▸ **Record extracts**:
------------------------------------------------------------------------

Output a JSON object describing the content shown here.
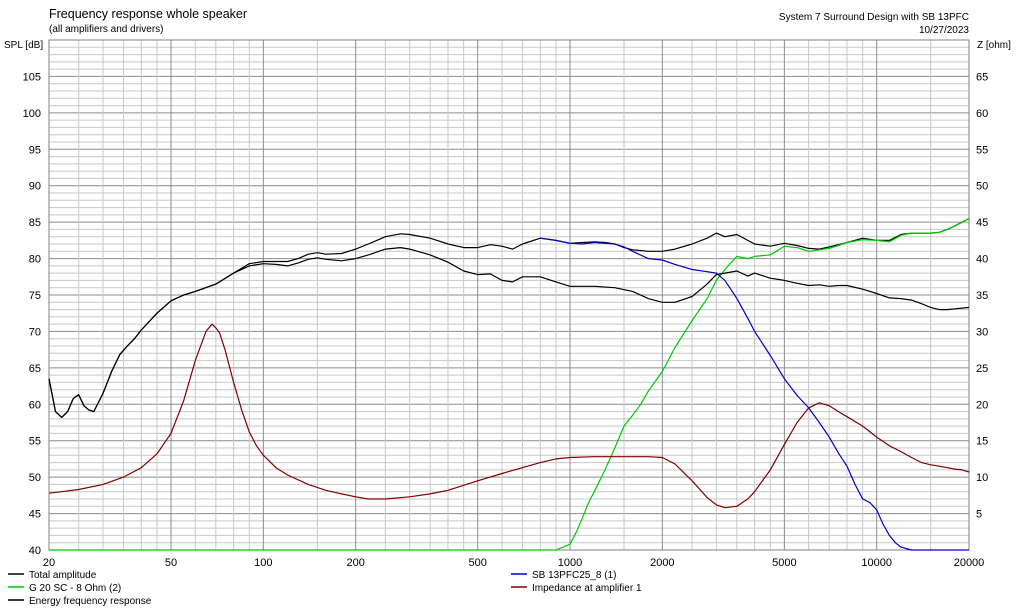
{
  "chart_data": {
    "type": "line",
    "title": "Frequency response whole speaker",
    "subtitle": "(all amplifiers and drivers)",
    "project": "System 7 Surround Design with SB 13PFC",
    "date": "10/27/2023",
    "ylabel": "SPL [dB]",
    "y2label": "Z [ohm]",
    "x_scale": "log",
    "xlim": [
      20,
      20000
    ],
    "ylim": [
      40,
      110
    ],
    "y2lim": [
      0,
      70
    ],
    "grid": true,
    "x_ticks": [
      20,
      50,
      100,
      200,
      500,
      1000,
      2000,
      5000,
      10000,
      20000
    ],
    "x_tick_labels": [
      "20",
      "50",
      "100",
      "200",
      "500",
      "1000",
      "2000",
      "5000",
      "10000",
      "20000"
    ],
    "y_ticks": [
      40,
      45,
      50,
      55,
      60,
      65,
      70,
      75,
      80,
      85,
      90,
      95,
      100,
      105
    ],
    "y_tick_labels": [
      "40",
      "45",
      "50",
      "55",
      "60",
      "65",
      "70",
      "75",
      "80",
      "85",
      "90",
      "95",
      "100",
      "105"
    ],
    "y2_ticks": [
      5,
      10,
      15,
      20,
      25,
      30,
      35,
      40,
      45,
      50,
      55,
      60,
      65
    ],
    "y2_tick_labels": [
      "5",
      "10",
      "15",
      "20",
      "25",
      "30",
      "35",
      "40",
      "45",
      "50",
      "55",
      "60",
      "65"
    ],
    "series": [
      {
        "name": "Total amplitude",
        "color": "#000000",
        "axis": "left",
        "x": [
          20,
          21,
          22,
          23,
          24,
          25,
          26,
          27,
          28,
          30,
          32,
          34,
          36,
          38,
          40,
          45,
          50,
          55,
          60,
          70,
          80,
          90,
          100,
          110,
          120,
          130,
          140,
          150,
          160,
          180,
          200,
          220,
          250,
          280,
          300,
          350,
          400,
          450,
          500,
          550,
          600,
          650,
          700,
          800,
          900,
          1000,
          1100,
          1200,
          1300,
          1400,
          1500,
          1600,
          1800,
          2000,
          2200,
          2500,
          2800,
          3000,
          3200,
          3500,
          3800,
          4000,
          4500,
          5000,
          5500,
          6000,
          6500,
          7000,
          7500,
          8000,
          9000,
          10000,
          11000,
          12000,
          13000,
          14000,
          15000,
          16000,
          17000,
          18000,
          19000,
          20000
        ],
        "y": [
          63.5,
          59,
          58.2,
          59,
          60.8,
          61.3,
          59.8,
          59.2,
          59.0,
          61.5,
          64.5,
          66.8,
          68,
          69,
          70.2,
          72.5,
          74.2,
          75,
          75.5,
          76.5,
          78,
          79.3,
          79.6,
          79.6,
          79.6,
          80.0,
          80.6,
          80.8,
          80.6,
          80.7,
          81.3,
          82.0,
          83,
          83.4,
          83.3,
          82.8,
          82.0,
          81.5,
          81.5,
          81.9,
          81.7,
          81.3,
          82.0,
          82.8,
          82.5,
          82.1,
          82.2,
          82.3,
          82.2,
          82.0,
          81.5,
          81.2,
          81.0,
          81.0,
          81.3,
          82.0,
          82.8,
          83.5,
          83.0,
          83.3,
          82.5,
          82.0,
          81.7,
          82.1,
          81.8,
          81.4,
          81.3,
          81.6,
          81.9,
          82.2,
          82.8,
          82.5,
          82.5,
          83.3,
          83.5,
          83.5,
          83.5,
          83.6,
          84.0,
          84.5,
          85.0,
          85.5
        ]
      },
      {
        "name": "G 20 SC - 8 Ohm (2)",
        "color": "#00c800",
        "axis": "left",
        "x": [
          20,
          100,
          500,
          900,
          1000,
          1050,
          1100,
          1150,
          1200,
          1300,
          1400,
          1500,
          1600,
          1700,
          1800,
          2000,
          2200,
          2500,
          2800,
          3000,
          3200,
          3500,
          3800,
          4000,
          4500,
          5000,
          5500,
          6000,
          6500,
          7000,
          7500,
          8000,
          9000,
          10000,
          11000,
          12000,
          13000,
          14000,
          15000,
          16000,
          17000,
          18000,
          19000,
          20000
        ],
        "y": [
          40,
          40,
          40,
          40,
          40.8,
          42.5,
          44.5,
          46.5,
          48,
          51,
          54,
          57,
          58.5,
          60,
          61.8,
          64.5,
          67.8,
          71.5,
          74.5,
          77,
          78.5,
          80.3,
          80,
          80.3,
          80.5,
          81.7,
          81.5,
          81,
          81.2,
          81.4,
          81.8,
          82.2,
          82.6,
          82.5,
          82.3,
          83.2,
          83.5,
          83.5,
          83.5,
          83.6,
          84.0,
          84.5,
          85.0,
          85.5
        ]
      },
      {
        "name": "Energy frequency response",
        "color": "#000000",
        "axis": "left",
        "x": [
          20,
          21,
          22,
          23,
          24,
          25,
          26,
          27,
          28,
          30,
          32,
          34,
          36,
          38,
          40,
          45,
          50,
          55,
          60,
          70,
          80,
          90,
          100,
          110,
          120,
          130,
          140,
          150,
          160,
          180,
          200,
          220,
          250,
          280,
          300,
          350,
          400,
          450,
          500,
          550,
          600,
          650,
          700,
          800,
          900,
          1000,
          1200,
          1400,
          1600,
          1800,
          2000,
          2200,
          2500,
          2800,
          3000,
          3200,
          3500,
          3800,
          4000,
          4500,
          5000,
          5500,
          6000,
          6500,
          7000,
          7500,
          8000,
          9000,
          10000,
          11000,
          12000,
          13000,
          14000,
          15000,
          16000,
          17000,
          18000,
          19000,
          20000
        ],
        "y": [
          63.5,
          59,
          58.2,
          59,
          60.8,
          61.3,
          59.8,
          59.2,
          59.0,
          61.5,
          64.5,
          66.8,
          68,
          69,
          70.2,
          72.5,
          74.2,
          75,
          75.5,
          76.5,
          78,
          79.0,
          79.3,
          79.2,
          79.0,
          79.4,
          79.9,
          80.1,
          79.9,
          79.7,
          80.0,
          80.5,
          81.3,
          81.5,
          81.3,
          80.5,
          79.5,
          78.3,
          77.8,
          77.9,
          77.0,
          76.8,
          77.5,
          77.5,
          76.8,
          76.2,
          76.2,
          76.0,
          75.5,
          74.5,
          74.0,
          74.0,
          74.8,
          76.5,
          77.8,
          78.0,
          78.3,
          77.6,
          78.0,
          77.3,
          77.0,
          76.6,
          76.3,
          76.4,
          76.2,
          76.3,
          76.3,
          75.8,
          75.2,
          74.6,
          74.5,
          74.3,
          73.8,
          73.3,
          73.0,
          73.0,
          73.1,
          73.2,
          73.3
        ]
      },
      {
        "name": "SB 13PFC25_8 (1)",
        "color": "#0000c8",
        "axis": "left",
        "x": [
          800,
          900,
          1000,
          1100,
          1200,
          1300,
          1400,
          1500,
          1600,
          1800,
          2000,
          2200,
          2500,
          2800,
          3000,
          3200,
          3500,
          3800,
          4000,
          4500,
          5000,
          5500,
          6000,
          6500,
          7000,
          7500,
          8000,
          8500,
          9000,
          9500,
          10000,
          10500,
          11000,
          11500,
          12000,
          13000,
          14000,
          15000,
          20000
        ],
        "y": [
          82.8,
          82.5,
          82.1,
          82.0,
          82.2,
          82.1,
          82.0,
          81.6,
          81.0,
          80.0,
          79.8,
          79.2,
          78.5,
          78.2,
          78.0,
          77.0,
          74.5,
          71.8,
          70.0,
          66.7,
          63.5,
          61.2,
          59.5,
          57.5,
          55.5,
          53.3,
          51.5,
          49.0,
          47.0,
          46.5,
          45.5,
          43.5,
          42.0,
          41.0,
          40.4,
          40,
          40,
          40,
          40
        ]
      },
      {
        "name": "Impedance at amplifier 1",
        "color": "#800000",
        "axis": "right",
        "x": [
          20,
          22,
          25,
          30,
          35,
          40,
          45,
          50,
          55,
          60,
          65,
          68,
          70,
          72,
          75,
          80,
          85,
          90,
          95,
          100,
          110,
          120,
          140,
          160,
          180,
          200,
          220,
          250,
          300,
          350,
          400,
          500,
          600,
          700,
          800,
          900,
          1000,
          1200,
          1400,
          1600,
          1800,
          2000,
          2200,
          2500,
          2800,
          3000,
          3200,
          3500,
          3800,
          4000,
          4500,
          5000,
          5500,
          6000,
          6500,
          7000,
          7500,
          8000,
          9000,
          10000,
          11000,
          12000,
          13000,
          14000,
          15000,
          16000,
          17000,
          18000,
          19000,
          20000
        ],
        "y": [
          7.8,
          8,
          8.3,
          9,
          10,
          11.3,
          13.2,
          16,
          20.5,
          26,
          30,
          31,
          30.5,
          29.8,
          27.5,
          23,
          19.2,
          16.2,
          14.3,
          13,
          11.3,
          10.3,
          9,
          8.2,
          7.7,
          7.3,
          7.0,
          7.0,
          7.3,
          7.7,
          8.2,
          9.5,
          10.5,
          11.3,
          12,
          12.5,
          12.7,
          12.8,
          12.8,
          12.8,
          12.8,
          12.7,
          11.8,
          9.5,
          7.2,
          6.2,
          5.8,
          6.0,
          7.0,
          8.0,
          11.0,
          14.5,
          17.5,
          19.5,
          20.2,
          19.8,
          19.0,
          18.3,
          17.0,
          15.5,
          14.3,
          13.5,
          12.7,
          12.0,
          11.7,
          11.5,
          11.3,
          11.1,
          11.0,
          10.7
        ]
      }
    ]
  }
}
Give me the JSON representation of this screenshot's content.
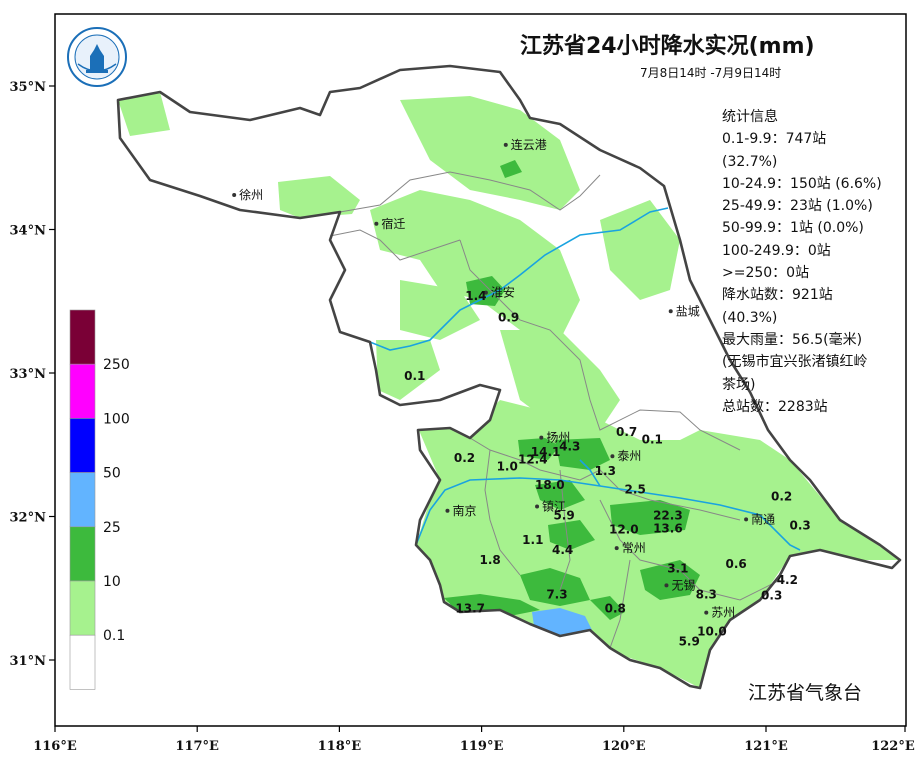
{
  "title": "江苏省24小时降水实况(mm)",
  "subtitle": "7月8日14时 -7月9日14时",
  "agency": "江苏省气象台",
  "stats": {
    "header": "统计信息",
    "lines": [
      "0.1-9.9：747站",
      "(32.7%)",
      "10-24.9：150站 (6.6%)",
      "25-49.9：23站 (1.0%)",
      "50-99.9：1站 (0.0%)",
      "100-249.9：0站",
      ">=250：0站",
      "降水站数：921站",
      "(40.3%)",
      "最大雨量：56.5(毫米)",
      "(无锡市宜兴张渚镇红岭",
      "茶场)",
      "总站数：2283站"
    ]
  },
  "axes": {
    "lon_ticks": [
      "116°E",
      "117°E",
      "118°E",
      "119°E",
      "120°E",
      "121°E",
      "122°E"
    ],
    "lon_values": [
      116,
      117,
      118,
      119,
      120,
      121,
      122
    ],
    "lat_ticks": [
      "35°N",
      "34°N",
      "33°N",
      "32°N",
      "31°N"
    ],
    "lat_values": [
      35,
      34,
      33,
      32,
      31
    ]
  },
  "legend": {
    "labels": [
      "250",
      "100",
      "50",
      "25",
      "10",
      "0.1"
    ],
    "colors": [
      "#7a0036",
      "#ff00ff",
      "#0000ff",
      "#62b4ff",
      "#3dba3d",
      "#a6f28e",
      "#ffffff"
    ]
  },
  "colors": {
    "light_rain": "#a6f28e",
    "moderate_rain": "#3dba3d",
    "heavy_rain": "#62b4ff",
    "river": "#1aa3e0",
    "province_border": "#444444",
    "city_border": "#888888"
  },
  "cities": [
    {
      "name": "连云港",
      "lon": 119.17,
      "lat": 34.59
    },
    {
      "name": "徐州",
      "lon": 117.26,
      "lat": 34.24
    },
    {
      "name": "宿迁",
      "lon": 118.26,
      "lat": 34.04
    },
    {
      "name": "淮安",
      "lon": 119.03,
      "lat": 33.56
    },
    {
      "name": "盐城",
      "lon": 120.33,
      "lat": 33.43
    },
    {
      "name": "扬州",
      "lon": 119.42,
      "lat": 32.55
    },
    {
      "name": "泰州",
      "lon": 119.92,
      "lat": 32.42
    },
    {
      "name": "镇江",
      "lon": 119.39,
      "lat": 32.07
    },
    {
      "name": "南京",
      "lon": 118.76,
      "lat": 32.04
    },
    {
      "name": "南通",
      "lon": 120.86,
      "lat": 31.98
    },
    {
      "name": "常州",
      "lon": 119.95,
      "lat": 31.78
    },
    {
      "name": "无锡",
      "lon": 120.3,
      "lat": 31.52
    },
    {
      "name": "苏州",
      "lon": 120.58,
      "lat": 31.33
    }
  ],
  "values": [
    {
      "text": "1.4",
      "lon": 118.96,
      "lat": 33.51
    },
    {
      "text": "0.9",
      "lon": 119.19,
      "lat": 33.36
    },
    {
      "text": "0.1",
      "lon": 118.53,
      "lat": 32.95
    },
    {
      "text": "0.7",
      "lon": 120.02,
      "lat": 32.56
    },
    {
      "text": "0.1",
      "lon": 120.2,
      "lat": 32.51
    },
    {
      "text": "0.2",
      "lon": 118.88,
      "lat": 32.38
    },
    {
      "text": "1.0",
      "lon": 119.18,
      "lat": 32.32
    },
    {
      "text": "12.4",
      "lon": 119.36,
      "lat": 32.37
    },
    {
      "text": "14.1",
      "lon": 119.45,
      "lat": 32.42
    },
    {
      "text": "4.3",
      "lon": 119.62,
      "lat": 32.46
    },
    {
      "text": "1.3",
      "lon": 119.87,
      "lat": 32.29
    },
    {
      "text": "18.0",
      "lon": 119.48,
      "lat": 32.19
    },
    {
      "text": "2.5",
      "lon": 120.08,
      "lat": 32.16
    },
    {
      "text": "0.2",
      "lon": 121.11,
      "lat": 32.11
    },
    {
      "text": "5.9",
      "lon": 119.58,
      "lat": 31.98
    },
    {
      "text": "22.3",
      "lon": 120.31,
      "lat": 31.98
    },
    {
      "text": "12.0",
      "lon": 120.0,
      "lat": 31.88
    },
    {
      "text": "13.6",
      "lon": 120.31,
      "lat": 31.89
    },
    {
      "text": "0.3",
      "lon": 121.24,
      "lat": 31.91
    },
    {
      "text": "1.1",
      "lon": 119.36,
      "lat": 31.81
    },
    {
      "text": "4.4",
      "lon": 119.57,
      "lat": 31.74
    },
    {
      "text": "1.8",
      "lon": 119.06,
      "lat": 31.67
    },
    {
      "text": "0.6",
      "lon": 120.79,
      "lat": 31.64
    },
    {
      "text": "3.1",
      "lon": 120.38,
      "lat": 31.61
    },
    {
      "text": "4.2",
      "lon": 121.15,
      "lat": 31.53
    },
    {
      "text": "7.3",
      "lon": 119.53,
      "lat": 31.43
    },
    {
      "text": "8.3",
      "lon": 120.58,
      "lat": 31.43
    },
    {
      "text": "0.3",
      "lon": 121.04,
      "lat": 31.42
    },
    {
      "text": "13.7",
      "lon": 118.92,
      "lat": 31.33
    },
    {
      "text": "0.8",
      "lon": 119.94,
      "lat": 31.33
    },
    {
      "text": "10.0",
      "lon": 120.62,
      "lat": 31.17
    },
    {
      "text": "5.9",
      "lon": 120.46,
      "lat": 31.1
    }
  ]
}
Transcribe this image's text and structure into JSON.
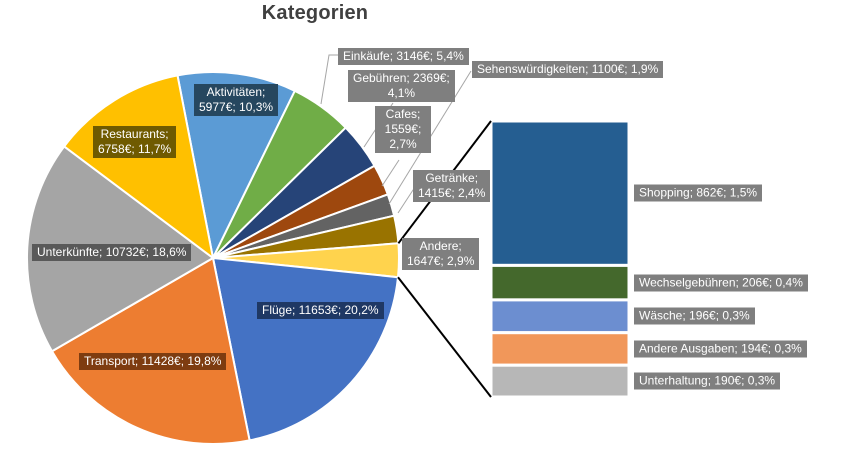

------------------------------------------------------------------------

▸ **Work to complete**: Report how many lines of the listing above include the word "JSON". Say nothing but the number.

▸ **Answer below**: 3